*Exercise requirements*
Recast the data below as a two-column Markdown table, with the row number under Row and the full line under Entry. Leave out any blank lines.
====== Records to process
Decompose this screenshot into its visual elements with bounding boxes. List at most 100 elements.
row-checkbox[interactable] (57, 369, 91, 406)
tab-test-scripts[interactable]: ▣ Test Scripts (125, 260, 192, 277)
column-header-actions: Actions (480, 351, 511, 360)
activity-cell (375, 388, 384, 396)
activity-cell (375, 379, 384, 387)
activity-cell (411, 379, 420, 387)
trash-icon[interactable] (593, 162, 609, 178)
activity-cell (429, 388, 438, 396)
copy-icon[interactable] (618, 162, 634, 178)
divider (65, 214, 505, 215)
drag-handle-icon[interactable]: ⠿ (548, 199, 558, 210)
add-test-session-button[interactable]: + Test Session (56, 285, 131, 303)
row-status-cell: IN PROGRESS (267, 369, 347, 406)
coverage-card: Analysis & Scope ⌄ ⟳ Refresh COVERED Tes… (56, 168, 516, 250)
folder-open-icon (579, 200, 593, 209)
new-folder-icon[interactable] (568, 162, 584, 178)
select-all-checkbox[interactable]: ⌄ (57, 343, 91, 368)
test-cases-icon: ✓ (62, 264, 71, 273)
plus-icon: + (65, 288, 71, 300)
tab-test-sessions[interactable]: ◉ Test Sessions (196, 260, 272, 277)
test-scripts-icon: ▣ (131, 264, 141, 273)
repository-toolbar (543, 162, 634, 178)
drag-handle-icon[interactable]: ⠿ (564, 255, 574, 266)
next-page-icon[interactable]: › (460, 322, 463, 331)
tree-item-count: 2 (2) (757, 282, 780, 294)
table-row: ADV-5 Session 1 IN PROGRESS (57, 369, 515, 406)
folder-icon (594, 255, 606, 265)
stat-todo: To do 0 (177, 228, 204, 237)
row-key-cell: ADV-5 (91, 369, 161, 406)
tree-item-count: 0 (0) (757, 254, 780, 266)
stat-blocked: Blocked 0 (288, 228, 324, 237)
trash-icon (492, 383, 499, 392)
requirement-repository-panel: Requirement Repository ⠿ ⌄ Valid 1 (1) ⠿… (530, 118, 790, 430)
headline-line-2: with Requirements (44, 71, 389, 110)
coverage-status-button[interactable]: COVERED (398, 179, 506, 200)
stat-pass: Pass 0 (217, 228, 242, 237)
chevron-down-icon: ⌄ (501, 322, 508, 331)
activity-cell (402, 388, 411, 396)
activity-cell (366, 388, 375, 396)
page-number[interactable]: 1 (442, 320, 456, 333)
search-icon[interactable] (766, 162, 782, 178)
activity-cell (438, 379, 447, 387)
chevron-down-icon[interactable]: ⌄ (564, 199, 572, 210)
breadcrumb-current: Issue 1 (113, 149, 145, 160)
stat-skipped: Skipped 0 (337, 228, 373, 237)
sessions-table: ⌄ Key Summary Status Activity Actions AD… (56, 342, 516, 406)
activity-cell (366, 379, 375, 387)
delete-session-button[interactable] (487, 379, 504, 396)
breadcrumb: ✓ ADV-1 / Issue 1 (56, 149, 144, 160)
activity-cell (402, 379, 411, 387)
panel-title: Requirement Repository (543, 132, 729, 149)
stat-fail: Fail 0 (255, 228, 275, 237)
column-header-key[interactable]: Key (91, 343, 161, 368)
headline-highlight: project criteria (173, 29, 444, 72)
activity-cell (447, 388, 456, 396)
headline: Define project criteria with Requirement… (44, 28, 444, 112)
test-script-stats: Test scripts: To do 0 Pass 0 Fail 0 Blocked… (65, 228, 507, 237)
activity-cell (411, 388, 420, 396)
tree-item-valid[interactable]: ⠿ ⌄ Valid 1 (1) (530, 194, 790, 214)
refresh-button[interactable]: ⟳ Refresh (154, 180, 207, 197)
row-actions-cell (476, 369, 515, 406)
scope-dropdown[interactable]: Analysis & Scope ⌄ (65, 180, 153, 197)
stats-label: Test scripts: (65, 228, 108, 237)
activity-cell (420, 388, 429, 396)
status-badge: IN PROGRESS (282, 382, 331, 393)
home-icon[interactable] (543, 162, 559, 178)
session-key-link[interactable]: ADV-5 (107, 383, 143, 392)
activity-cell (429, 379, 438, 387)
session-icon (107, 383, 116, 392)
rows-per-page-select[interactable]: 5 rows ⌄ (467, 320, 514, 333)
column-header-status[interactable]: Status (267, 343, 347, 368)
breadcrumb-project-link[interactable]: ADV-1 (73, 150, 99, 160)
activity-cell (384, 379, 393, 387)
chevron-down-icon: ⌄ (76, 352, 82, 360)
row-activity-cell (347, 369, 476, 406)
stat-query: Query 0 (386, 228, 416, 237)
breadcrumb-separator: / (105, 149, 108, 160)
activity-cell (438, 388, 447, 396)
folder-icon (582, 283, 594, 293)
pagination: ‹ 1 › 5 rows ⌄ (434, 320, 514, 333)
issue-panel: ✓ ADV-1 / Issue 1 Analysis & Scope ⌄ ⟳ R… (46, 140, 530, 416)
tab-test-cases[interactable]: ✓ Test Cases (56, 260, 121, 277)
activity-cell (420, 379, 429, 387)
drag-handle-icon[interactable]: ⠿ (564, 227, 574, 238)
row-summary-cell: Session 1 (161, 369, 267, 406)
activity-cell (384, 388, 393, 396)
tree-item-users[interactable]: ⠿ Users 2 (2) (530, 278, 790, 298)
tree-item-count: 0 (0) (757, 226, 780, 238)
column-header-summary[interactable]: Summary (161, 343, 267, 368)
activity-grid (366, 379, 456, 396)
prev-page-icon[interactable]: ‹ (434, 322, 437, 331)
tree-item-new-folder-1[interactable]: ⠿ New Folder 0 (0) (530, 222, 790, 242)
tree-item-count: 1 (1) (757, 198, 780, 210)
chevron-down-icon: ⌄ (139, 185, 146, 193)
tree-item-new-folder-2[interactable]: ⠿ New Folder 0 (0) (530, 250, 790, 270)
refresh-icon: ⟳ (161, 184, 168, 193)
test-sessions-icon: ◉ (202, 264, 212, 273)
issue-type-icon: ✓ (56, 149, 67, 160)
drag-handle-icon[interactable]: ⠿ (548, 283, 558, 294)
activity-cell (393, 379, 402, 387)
============
*Final result*
| Row | Entry |
|---|---|
| 1 | Decompose this screenshot into its visual elements with bounding boxes. List at most 100 elements. |
| 2 | row-checkbox[interactable] (57, 369, 91, 406) |
| 3 | tab-test-scripts[interactable]: ▣ Test Scripts (125, 260, 192, 277) |
| 4 | column-header-actions: Actions (480, 351, 511, 360) |
| 5 | activity-cell (375, 388, 384, 396) |
| 6 | activity-cell (375, 379, 384, 387) |
| 7 | activity-cell (411, 379, 420, 387) |
| 8 | trash-icon[interactable] (593, 162, 609, 178) |
| 9 | activity-cell (429, 388, 438, 396) |
| 10 | copy-icon[interactable] (618, 162, 634, 178) |
| 11 | divider (65, 214, 505, 215) |
| 12 | drag-handle-icon[interactable]: ⠿ (548, 199, 558, 210) |
| 13 | add-test-session-button[interactable]: + Test Session (56, 285, 131, 303) |
| 14 | row-status-cell: IN PROGRESS (267, 369, 347, 406) |
| 15 | coverage-card: Analysis & Scope ⌄ ⟳ Refresh COVERED Tes… (56, 168, 516, 250) |
| 16 | folder-open-icon (579, 200, 593, 209) |
| 17 | new-folder-icon[interactable] (568, 162, 584, 178) |
| 18 | select-all-checkbox[interactable]: ⌄ (57, 343, 91, 368) |
| 19 | test-cases-icon: ✓ (62, 264, 71, 273) |
| 20 | plus-icon: + (65, 288, 71, 300) |
| 21 | tab-test-sessions[interactable]: ◉ Test Sessions (196, 260, 272, 277) |
| 22 | test-scripts-icon: ▣ (131, 264, 141, 273) |
| 23 | repository-toolbar (543, 162, 634, 178) |
| 24 | drag-handle-icon[interactable]: ⠿ (564, 255, 574, 266) |
| 25 | next-page-icon[interactable]: › (460, 322, 463, 331) |
| 26 | tree-item-count: 2 (2) (757, 282, 780, 294) |
| 27 | table-row: ADV-5 Session 1 IN PROGRESS (57, 369, 515, 406) |
| 28 | folder-icon (594, 255, 606, 265) |
| 29 | stat-todo: To do 0 (177, 228, 204, 237) |
| 30 | row-key-cell: ADV-5 (91, 369, 161, 406) |
| 31 | tree-item-count: 0 (0) (757, 254, 780, 266) |
| 32 | stat-blocked: Blocked 0 (288, 228, 324, 237) |
| 33 | trash-icon (492, 383, 499, 392) |
| 34 | requirement-repository-panel: Requirement Repository ⠿ ⌄ Valid 1 (1) ⠿… (530, 118, 790, 430) |
| 35 | headline-line-2: with Requirements (44, 71, 389, 110) |
| 36 | coverage-status-button[interactable]: COVERED (398, 179, 506, 200) |
| 37 | stat-pass: Pass 0 (217, 228, 242, 237) |
| 38 | chevron-down-icon: ⌄ (501, 322, 508, 331) |
| 39 | activity-cell (402, 388, 411, 396) |
| 40 | activity-cell (366, 388, 375, 396) |
| 41 | page-number[interactable]: 1 (442, 320, 456, 333) |
| 42 | search-icon[interactable] (766, 162, 782, 178) |
| 43 | activity-cell (438, 379, 447, 387) |
| 44 | chevron-down-icon[interactable]: ⌄ (564, 199, 572, 210) |
| 45 | breadcrumb-current: Issue 1 (113, 149, 145, 160) |
| 46 | stat-skipped: Skipped 0 (337, 228, 373, 237) |
| 47 | sessions-table: ⌄ Key Summary Status Activity Actions AD… (56, 342, 516, 406) |
| 48 | activity-cell (366, 379, 375, 387) |
| 49 | delete-session-button[interactable] (487, 379, 504, 396) |
| 50 | breadcrumb: ✓ ADV-1 / Issue 1 (56, 149, 144, 160) |
| 51 | activity-cell (402, 379, 411, 387) |
| 52 | panel-title: Requirement Repository (543, 132, 729, 149) |
| 53 | stat-fail: Fail 0 (255, 228, 275, 237) |
| 54 | column-header-key[interactable]: Key (91, 343, 161, 368) |
| 55 | headline-highlight: project criteria (173, 29, 444, 72) |
| 56 | activity-cell (447, 388, 456, 396) |
| 57 | headline: Define project criteria with Requirement… (44, 28, 444, 112) |
| 58 | test-script-stats: Test scripts: To do 0 Pass 0 Fail 0 Blocked… (65, 228, 507, 237) |
| 59 | activity-cell (411, 388, 420, 396) |
| 60 | tree-item-valid[interactable]: ⠿ ⌄ Valid 1 (1) (530, 194, 790, 214) |
| 61 | refresh-button[interactable]: ⟳ Refresh (154, 180, 207, 197) |
| 62 | row-actions-cell (476, 369, 515, 406) |
| 63 | scope-dropdown[interactable]: Analysis & Scope ⌄ (65, 180, 153, 197) |
| 64 | stats-label: Test scripts: (65, 228, 108, 237) |
| 65 | activity-cell (420, 388, 429, 396) |
| 66 | status-badge: IN PROGRESS (282, 382, 331, 393) |
| 67 | home-icon[interactable] (543, 162, 559, 178) |
| 68 | session-key-link[interactable]: ADV-5 (107, 383, 143, 392) |
| 69 | activity-cell (429, 379, 438, 387) |
| 70 | session-icon (107, 383, 116, 392) |
| 71 | rows-per-page-select[interactable]: 5 rows ⌄ (467, 320, 514, 333) |
| 72 | column-header-status[interactable]: Status (267, 343, 347, 368) |
| 73 | breadcrumb-project-link[interactable]: ADV-1 (73, 150, 99, 160) |
| 74 | activity-cell (384, 379, 393, 387) |
| 75 | chevron-down-icon: ⌄ (76, 352, 82, 360) |
| 76 | row-activity-cell (347, 369, 476, 406) |
| 77 | stat-query: Query 0 (386, 228, 416, 237) |
| 78 | breadcrumb-separator: / (105, 149, 108, 160) |
| 79 | activity-cell (438, 388, 447, 396) |
| 80 | folder-icon (582, 283, 594, 293) |
| 81 | pagination: ‹ 1 › 5 rows ⌄ (434, 320, 514, 333) |
| 82 | issue-panel: ✓ ADV-1 / Issue 1 Analysis & Scope ⌄ ⟳ R… (46, 140, 530, 416) |
| 83 | tab-test-cases[interactable]: ✓ Test Cases (56, 260, 121, 277) |
| 84 | activity-cell (420, 379, 429, 387) |
| 85 | drag-handle-icon[interactable]: ⠿ (564, 227, 574, 238) |
| 86 | row-summary-cell: Session 1 (161, 369, 267, 406) |
| 87 | activity-cell (384, 388, 393, 396) |
| 88 | tree-item-users[interactable]: ⠿ Users 2 (2) (530, 278, 790, 298) |
| 89 | tree-item-count: 0 (0) (757, 226, 780, 238) |
| 90 | column-header-summary[interactable]: Summary (161, 343, 267, 368) |
| 91 | activity-grid (366, 379, 456, 396) |
| 92 | prev-page-icon[interactable]: ‹ (434, 322, 437, 331) |
| 93 | tree-item-new-folder-1[interactable]: ⠿ New Folder 0 (0) (530, 222, 790, 242) |
| 94 | tree-item-count: 1 (1) (757, 198, 780, 210) |
| 95 | chevron-down-icon: ⌄ (139, 185, 146, 193) |
| 96 | tree-item-new-folder-2[interactable]: ⠿ New Folder 0 (0) (530, 250, 790, 270) |
| 97 | refresh-icon: ⟳ (161, 184, 168, 193) |
| 98 | test-sessions-icon: ◉ (202, 264, 212, 273) |
| 99 | issue-type-icon: ✓ (56, 149, 67, 160) |
| 100 | drag-handle-icon[interactable]: ⠿ (548, 283, 558, 294) |
| 101 | activity-cell (393, 379, 402, 387) |